begin Document passage
# Prometeus Guitars 12 string ERB.



## ixlramp (Feb 9, 2013)

I just saw this, looks like the .254 has arrived. Apparently it will be for sale soon in Europe and not expensive, this company specialises in simple more affordable ERBs. Photos like this remind me i have a fetish for lots of strings 

https://www.facebook.com/prometeusguitars
http://www.prometeusguitars.com/

EDIT This bass is unfinished.


----------



## Hollowway (Feb 9, 2013)

What are the specs on that bad boy?


----------



## lettsbasses (Feb 9, 2013)

A great guy with some cool designs. Here's his facebook page. He doesn't have a website though. 
http://www.facebook.com/prometeusguitars?ref=ts&fref=ts
and to balance things out here's mine also 
Lettsbasses | Facebook


----------



## JamesRGoodall (Feb 9, 2013)

Prometeus needs to put out some better pics of that bass! The black and white is just teasing  I love his designs though. More rugged looking and quite contradictory to the typical boutique stylings of ERBS


----------



## Hollowway (Feb 9, 2013)

lettsbasses said:


> Lettsbasses | Facebook



Duuuuude! You NEED to put a thread in the dealer section on here so we can ask you a bunch of questions! Like about the...oh, say, 13 STRING?!


----------



## facepalm66 (Feb 10, 2013)

I'd love to own one, however, I have no clue what I'd do with it, actually. 

Probably play enter sandman


----------



## Prometeus (Feb 10, 2013)

Uh... sorry for the delay, guys. The picture is bad 'cause I only take decent ones for finished instruments... and this one is still rough (needs sanding and finish).
The specs?

34" scale
24 frets
Wengé fingerboard
Padouk neck
Zebrawood toneblock
Figured Ovangkol wings
2 "Firekeeper" single coils with Ceramic magnets, medium impedance
passive volume/volume/tone controls on Bartolini booster
The spacing at bridge is 15.5mm. Actually tuned G# - Eb. 

I do have a website (www.prometeusguitars.com) but Aruba and wordpress literally erased all the contents... it will be back online soon - for now it redirects you to the FB page.
I started planning a 13 but I found out it wouldn't have been the first 13 in the world, there are a few out there. And even if I laid down a couple of scale length designs I still haven't found the best recipe... the nut is too angled (making the first position pretty uncomfortable) or the end of the fingerboard is so angled that the body would look too weird, even for my tastes 
The 12 strings is the last of its kind... I'm revolutioning my building system and expecially the pickups department.
end Document passage
begin Stored data
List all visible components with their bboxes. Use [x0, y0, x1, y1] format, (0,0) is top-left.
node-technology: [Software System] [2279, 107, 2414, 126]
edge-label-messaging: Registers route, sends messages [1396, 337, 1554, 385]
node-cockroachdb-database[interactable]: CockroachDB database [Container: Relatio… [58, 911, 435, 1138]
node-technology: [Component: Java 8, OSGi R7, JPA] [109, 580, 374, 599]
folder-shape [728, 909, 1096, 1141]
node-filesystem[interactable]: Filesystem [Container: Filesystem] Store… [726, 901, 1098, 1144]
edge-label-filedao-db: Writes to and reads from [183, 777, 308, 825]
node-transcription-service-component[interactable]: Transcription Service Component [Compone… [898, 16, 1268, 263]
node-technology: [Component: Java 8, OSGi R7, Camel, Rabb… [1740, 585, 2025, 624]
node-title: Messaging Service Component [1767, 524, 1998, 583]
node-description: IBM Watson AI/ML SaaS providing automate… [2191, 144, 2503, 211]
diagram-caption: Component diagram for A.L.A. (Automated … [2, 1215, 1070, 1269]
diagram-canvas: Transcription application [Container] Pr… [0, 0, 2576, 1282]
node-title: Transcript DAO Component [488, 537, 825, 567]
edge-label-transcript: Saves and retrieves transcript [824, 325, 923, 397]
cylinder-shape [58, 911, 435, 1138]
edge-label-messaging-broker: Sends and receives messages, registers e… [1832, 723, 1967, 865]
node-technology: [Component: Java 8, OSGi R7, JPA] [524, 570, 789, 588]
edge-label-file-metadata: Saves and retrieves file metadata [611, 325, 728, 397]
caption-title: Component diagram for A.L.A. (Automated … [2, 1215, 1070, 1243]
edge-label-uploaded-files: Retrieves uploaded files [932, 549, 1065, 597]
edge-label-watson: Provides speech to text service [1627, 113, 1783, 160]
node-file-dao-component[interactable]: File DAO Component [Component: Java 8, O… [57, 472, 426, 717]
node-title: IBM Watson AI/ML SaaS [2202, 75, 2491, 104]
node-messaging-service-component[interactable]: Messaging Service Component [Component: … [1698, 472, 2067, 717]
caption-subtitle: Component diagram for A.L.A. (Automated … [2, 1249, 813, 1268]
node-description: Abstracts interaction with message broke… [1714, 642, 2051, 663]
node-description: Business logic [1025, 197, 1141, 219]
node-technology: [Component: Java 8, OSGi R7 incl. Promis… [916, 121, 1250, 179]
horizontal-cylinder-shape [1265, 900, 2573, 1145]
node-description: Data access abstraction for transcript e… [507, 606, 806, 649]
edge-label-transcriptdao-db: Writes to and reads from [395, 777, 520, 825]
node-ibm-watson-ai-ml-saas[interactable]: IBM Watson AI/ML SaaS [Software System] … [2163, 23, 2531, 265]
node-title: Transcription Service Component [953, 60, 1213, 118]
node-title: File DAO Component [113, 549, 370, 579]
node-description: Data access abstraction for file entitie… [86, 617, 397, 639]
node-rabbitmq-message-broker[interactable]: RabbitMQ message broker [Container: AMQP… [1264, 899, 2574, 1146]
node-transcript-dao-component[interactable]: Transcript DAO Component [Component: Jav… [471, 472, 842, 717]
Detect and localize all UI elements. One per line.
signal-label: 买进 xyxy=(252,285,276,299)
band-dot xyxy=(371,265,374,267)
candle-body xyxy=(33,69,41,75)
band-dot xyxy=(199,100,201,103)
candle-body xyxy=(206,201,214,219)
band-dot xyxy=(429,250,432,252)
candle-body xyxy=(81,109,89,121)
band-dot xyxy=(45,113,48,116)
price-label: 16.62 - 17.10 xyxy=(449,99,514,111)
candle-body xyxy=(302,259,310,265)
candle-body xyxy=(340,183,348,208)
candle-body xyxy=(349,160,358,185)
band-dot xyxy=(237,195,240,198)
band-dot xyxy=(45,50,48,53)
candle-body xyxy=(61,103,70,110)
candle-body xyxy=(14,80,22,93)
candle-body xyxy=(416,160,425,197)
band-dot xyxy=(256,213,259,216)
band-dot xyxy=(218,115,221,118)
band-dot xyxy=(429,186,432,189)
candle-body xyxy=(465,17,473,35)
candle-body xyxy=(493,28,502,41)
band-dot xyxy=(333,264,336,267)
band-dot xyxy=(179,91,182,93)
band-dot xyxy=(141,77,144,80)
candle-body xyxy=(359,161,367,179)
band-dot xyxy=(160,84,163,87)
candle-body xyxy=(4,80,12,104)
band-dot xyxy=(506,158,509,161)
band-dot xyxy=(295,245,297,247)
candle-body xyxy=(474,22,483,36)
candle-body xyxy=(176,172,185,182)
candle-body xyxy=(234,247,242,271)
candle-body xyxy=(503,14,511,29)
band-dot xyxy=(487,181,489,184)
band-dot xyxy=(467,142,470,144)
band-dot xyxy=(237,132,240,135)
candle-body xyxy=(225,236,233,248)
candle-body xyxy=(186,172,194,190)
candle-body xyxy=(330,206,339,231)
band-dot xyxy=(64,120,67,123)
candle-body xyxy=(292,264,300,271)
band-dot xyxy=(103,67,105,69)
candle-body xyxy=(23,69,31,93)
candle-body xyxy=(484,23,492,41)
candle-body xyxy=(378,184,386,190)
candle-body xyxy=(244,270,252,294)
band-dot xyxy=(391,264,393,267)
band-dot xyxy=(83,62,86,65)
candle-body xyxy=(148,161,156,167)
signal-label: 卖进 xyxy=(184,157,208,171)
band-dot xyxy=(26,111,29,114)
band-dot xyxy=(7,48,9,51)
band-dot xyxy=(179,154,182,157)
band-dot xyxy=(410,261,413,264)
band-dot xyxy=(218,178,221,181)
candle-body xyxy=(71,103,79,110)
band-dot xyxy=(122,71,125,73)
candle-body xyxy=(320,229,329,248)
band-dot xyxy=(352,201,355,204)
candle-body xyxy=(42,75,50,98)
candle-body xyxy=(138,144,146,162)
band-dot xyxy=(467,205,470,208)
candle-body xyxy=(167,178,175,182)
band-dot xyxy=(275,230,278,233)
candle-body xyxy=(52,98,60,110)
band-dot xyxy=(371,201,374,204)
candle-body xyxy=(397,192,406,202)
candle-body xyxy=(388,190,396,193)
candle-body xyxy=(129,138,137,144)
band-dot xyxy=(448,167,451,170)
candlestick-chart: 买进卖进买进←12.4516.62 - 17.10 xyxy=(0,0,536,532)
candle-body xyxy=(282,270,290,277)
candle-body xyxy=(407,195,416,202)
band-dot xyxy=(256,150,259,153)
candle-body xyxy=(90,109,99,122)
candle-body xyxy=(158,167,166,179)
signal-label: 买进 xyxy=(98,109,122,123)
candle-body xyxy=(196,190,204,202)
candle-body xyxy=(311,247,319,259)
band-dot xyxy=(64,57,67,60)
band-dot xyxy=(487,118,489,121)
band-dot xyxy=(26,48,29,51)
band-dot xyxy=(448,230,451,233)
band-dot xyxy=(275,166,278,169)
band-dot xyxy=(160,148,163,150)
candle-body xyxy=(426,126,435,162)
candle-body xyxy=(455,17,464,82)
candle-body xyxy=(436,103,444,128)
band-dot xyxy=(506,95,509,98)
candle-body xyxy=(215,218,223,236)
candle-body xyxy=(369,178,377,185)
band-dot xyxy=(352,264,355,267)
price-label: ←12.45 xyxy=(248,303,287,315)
end Stored data
Job 1: In the Prometeus bass thread, what is the string spacing at the bridge of the 12-string bass?
Job 2: From the Prometeus bass thread, set down the part that opens with the words containing "What are the" and closes with "a website though.".
Job 3: Shorten the paragraph of the Prometeus bass thread that begins "I started planning a 13", keeping its main facts.

Exercise result 1: 15.5mm

Exercise result 2:
What are the specs on that bad boy?


----------



## lettsbasses (Feb 9, 2013)

A great guy with some cool designs. Here's his facebook page. He doesn't have a website though.

Exercise result 3: The builder began planning a 13-string but learned a few already exist, so it wouldn't be the first. He sketched a couple of scale length designs but hasn't found the right approach. Either the nut is too angled, which makes the first position uncomfortable, or the end of the fingerboard is so angled that the body would look too odd.